**DIRECTIONS**
Write every record out again exactly as given.

╭─ ITEMS

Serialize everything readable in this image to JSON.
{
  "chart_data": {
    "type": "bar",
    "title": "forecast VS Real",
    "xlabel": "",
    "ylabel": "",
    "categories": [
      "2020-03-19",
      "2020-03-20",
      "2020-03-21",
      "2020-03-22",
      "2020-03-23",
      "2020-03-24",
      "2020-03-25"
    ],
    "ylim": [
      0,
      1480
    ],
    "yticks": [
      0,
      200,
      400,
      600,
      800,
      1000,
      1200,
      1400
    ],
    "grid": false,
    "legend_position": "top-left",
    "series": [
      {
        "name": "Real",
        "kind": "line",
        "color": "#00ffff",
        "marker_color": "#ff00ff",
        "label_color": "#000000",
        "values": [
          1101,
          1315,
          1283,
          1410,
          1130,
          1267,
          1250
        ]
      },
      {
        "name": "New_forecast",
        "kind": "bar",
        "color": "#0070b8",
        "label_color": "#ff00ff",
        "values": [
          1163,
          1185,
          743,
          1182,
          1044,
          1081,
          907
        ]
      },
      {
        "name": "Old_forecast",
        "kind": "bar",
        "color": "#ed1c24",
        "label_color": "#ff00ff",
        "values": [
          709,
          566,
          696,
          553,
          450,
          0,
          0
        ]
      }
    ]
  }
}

╰─

**EXERCISE SOLUTION**
Serialize everything readable in this image to JSON.
{
  "chart_data": {
    "type": "bar",
    "title": "forecast VS Real",
    "xlabel": "",
    "ylabel": "",
    "categories": [
      "2020-03-19",
      "2020-03-20",
      "2020-03-21",
      "2020-03-22",
      "2020-03-23",
      "2020-03-24",
      "2020-03-25"
    ],
    "ylim": [
      0,
      1480
    ],
    "yticks": [
      0,
      200,
      400,
      600,
      800,
      1000,
      1200,
      1400
    ],
    "grid": false,
    "legend_position": "top-left",
    "series": [
      {
        "name": "Real",
        "kind": "line",
        "color": "#00ffff",
        "marker_color": "#ff00ff",
        "label_color": "#000000",
        "values": [
          1101,
          1315,
          1283,
          1410,
          1130,
          1267,
          1250
        ]
      },
      {
        "name": "New_forecast",
        "kind": "bar",
        "color": "#0070b8",
        "label_color": "#ff00ff",
        "values": [
          1163,
          1185,
          743,
          1182,
          1044,
          1081,
          907
        ]
      },
      {
        "name": "Old_forecast",
        "kind": "bar",
        "color": "#ed1c24",
        "label_color": "#ff00ff",
        "values": [
          709,
          566,
          696,
          553,
          450,
          0,
          0
        ]
      }
    ]
  }
}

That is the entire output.